[Saved data entries]

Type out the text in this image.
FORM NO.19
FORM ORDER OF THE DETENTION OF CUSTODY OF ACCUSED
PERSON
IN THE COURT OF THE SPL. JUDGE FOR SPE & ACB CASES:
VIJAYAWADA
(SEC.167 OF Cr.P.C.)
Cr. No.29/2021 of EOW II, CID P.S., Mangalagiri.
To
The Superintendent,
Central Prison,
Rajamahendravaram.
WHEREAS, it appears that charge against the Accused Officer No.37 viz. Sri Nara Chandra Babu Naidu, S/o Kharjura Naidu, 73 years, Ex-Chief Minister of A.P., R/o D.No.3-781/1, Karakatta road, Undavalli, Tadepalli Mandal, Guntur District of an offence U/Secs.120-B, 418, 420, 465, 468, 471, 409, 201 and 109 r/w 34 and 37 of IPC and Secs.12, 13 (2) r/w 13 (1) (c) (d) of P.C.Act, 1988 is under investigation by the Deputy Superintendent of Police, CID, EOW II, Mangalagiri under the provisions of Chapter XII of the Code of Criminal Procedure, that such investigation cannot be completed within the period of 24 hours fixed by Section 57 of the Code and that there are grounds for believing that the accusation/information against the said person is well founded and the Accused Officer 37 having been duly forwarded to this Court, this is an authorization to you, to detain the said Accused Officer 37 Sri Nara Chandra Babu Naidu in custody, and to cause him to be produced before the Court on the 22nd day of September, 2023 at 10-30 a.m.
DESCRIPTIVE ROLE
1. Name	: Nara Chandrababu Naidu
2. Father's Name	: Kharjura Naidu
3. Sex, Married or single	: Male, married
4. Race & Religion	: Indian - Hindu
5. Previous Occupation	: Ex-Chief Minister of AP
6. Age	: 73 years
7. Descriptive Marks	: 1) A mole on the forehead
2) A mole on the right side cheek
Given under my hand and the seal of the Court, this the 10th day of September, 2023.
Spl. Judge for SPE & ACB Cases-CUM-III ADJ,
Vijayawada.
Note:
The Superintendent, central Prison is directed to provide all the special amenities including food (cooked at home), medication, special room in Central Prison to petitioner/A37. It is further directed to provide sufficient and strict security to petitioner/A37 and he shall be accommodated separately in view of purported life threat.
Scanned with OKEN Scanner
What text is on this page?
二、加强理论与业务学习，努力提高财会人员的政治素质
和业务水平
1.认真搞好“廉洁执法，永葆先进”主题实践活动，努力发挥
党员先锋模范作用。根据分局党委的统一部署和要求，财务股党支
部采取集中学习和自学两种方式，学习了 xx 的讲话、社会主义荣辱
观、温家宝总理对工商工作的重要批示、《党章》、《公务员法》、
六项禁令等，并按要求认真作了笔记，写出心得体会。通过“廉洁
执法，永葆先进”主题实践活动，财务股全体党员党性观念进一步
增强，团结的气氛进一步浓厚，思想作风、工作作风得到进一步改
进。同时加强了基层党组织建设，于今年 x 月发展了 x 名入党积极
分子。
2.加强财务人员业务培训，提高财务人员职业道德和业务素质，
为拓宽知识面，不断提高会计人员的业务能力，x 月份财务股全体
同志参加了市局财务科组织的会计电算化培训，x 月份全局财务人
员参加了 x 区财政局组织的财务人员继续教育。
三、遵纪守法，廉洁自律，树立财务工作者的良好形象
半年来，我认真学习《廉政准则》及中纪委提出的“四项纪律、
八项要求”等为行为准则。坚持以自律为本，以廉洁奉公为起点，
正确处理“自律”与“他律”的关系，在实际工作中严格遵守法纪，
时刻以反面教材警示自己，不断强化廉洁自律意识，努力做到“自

→ **What is required**:
Exactly reproduce every line of the records.

→ **Task answer**:
Type out the text in this image.
FORM NO.19
FORM ORDER OF THE DETENTION OF CUSTODY OF ACCUSED
PERSON
IN THE COURT OF THE SPL. JUDGE FOR SPE & ACB CASES:
VIJAYAWADA
(SEC.167 OF Cr.P.C.)
Cr. No.29/2021 of EOW II, CID P.S., Mangalagiri.
To
The Superintendent,
Central Prison,
Rajamahendravaram.
WHEREAS, it appears that charge against the Accused Officer No.37 viz. Sri Nara Chandra Babu Naidu, S/o Kharjura Naidu, 73 years, Ex-Chief Minister of A.P., R/o D.No.3-781/1, Karakatta road, Undavalli, Tadepalli Mandal, Guntur District of an offence U/Secs.120-B, 418, 420, 465, 468, 471, 409, 201 and 109 r/w 34 and 37 of IPC and Secs.12, 13 (2) r/w 13 (1) (c) (d) of P.C.Act, 1988 is under investigation by the Deputy Superintendent of Police, CID, EOW II, Mangalagiri under the provisions of Chapter XII of the Code of Criminal Procedure, that such investigation cannot be completed within the period of 24 hours fixed by Section 57 of the Code and that there are grounds for believing that the accusation/information against the said person is well founded and the Accused Officer 37 having been duly forwarded to this Court, this is an authorization to you, to detain the said Accused Officer 37 Sri Nara Chandra Babu Naidu in custody, and to cause him to be produced before the Court on the 22nd day of September, 2023 at 10-30 a.m.
DESCRIPTIVE ROLE
1. Name	: Nara Chandrababu Naidu
2. Father's Name	: Kharjura Naidu
3. Sex, Married or single	: Male, married
4. Race & Religion	: Indian - Hindu
5. Previous Occupation	: Ex-Chief Minister of AP
6. Age	: 73 years
7. Descriptive Marks	: 1) A mole on the forehead
2) A mole on the right side cheek
Given under my hand and the seal of the Court, this the 10th day of September, 2023.
Spl. Judge for SPE & ACB Cases-CUM-III ADJ,
Vijayawada.
Note:
The Superintendent, central Prison is directed to provide all the special amenities including food (cooked at home), medication, special room in Central Prison to petitioner/A37. It is further directed to provide sufficient and strict security to petitioner/A37 and he shall be accommodated separately in view of purported life threat.
Scanned with OKEN Scanner
What text is on this page?
二、加强理论与业务学习，努力提高财会人员的政治素质
和业务水平
1.认真搞好“廉洁执法，永葆先进”主题实践活动，努力发挥
党员先锋模范作用。根据分局党委的统一部署和要求，财务股党支
部采取集中学习和自学两种方式，学习了 xx 的讲话、社会主义荣辱
观、温家宝总理对工商工作的重要批示、《党章》、《公务员法》、
六项禁令等，并按要求认真作了笔记，写出心得体会。通过“廉洁
执法，永葆先进”主题实践活动，财务股全体党员党性观念进一步
增强，团结的气氛进一步浓厚，思想作风、工作作风得到进一步改
进。同时加强了基层党组织建设，于今年 x 月发展了 x 名入党积极
分子。
2.加强财务人员业务培训，提高财务人员职业道德和业务素质，
为拓宽知识面，不断提高会计人员的业务能力，x 月份财务股全体
同志参加了市局财务科组织的会计电算化培训，x 月份全局财务人
员参加了 x 区财政局组织的财务人员继续教育。
三、遵纪守法，廉洁自律，树立财务工作者的良好形象
半年来，我认真学习《廉政准则》及中纪委提出的“四项纪律、
八项要求”等为行为准则。坚持以自律为本，以廉洁奉公为起点，
正确处理“自律”与“他律”的关系，在实际工作中严格遵守法纪，
时刻以反面教材警示自己，不断强化廉洁自律意识，努力做到“自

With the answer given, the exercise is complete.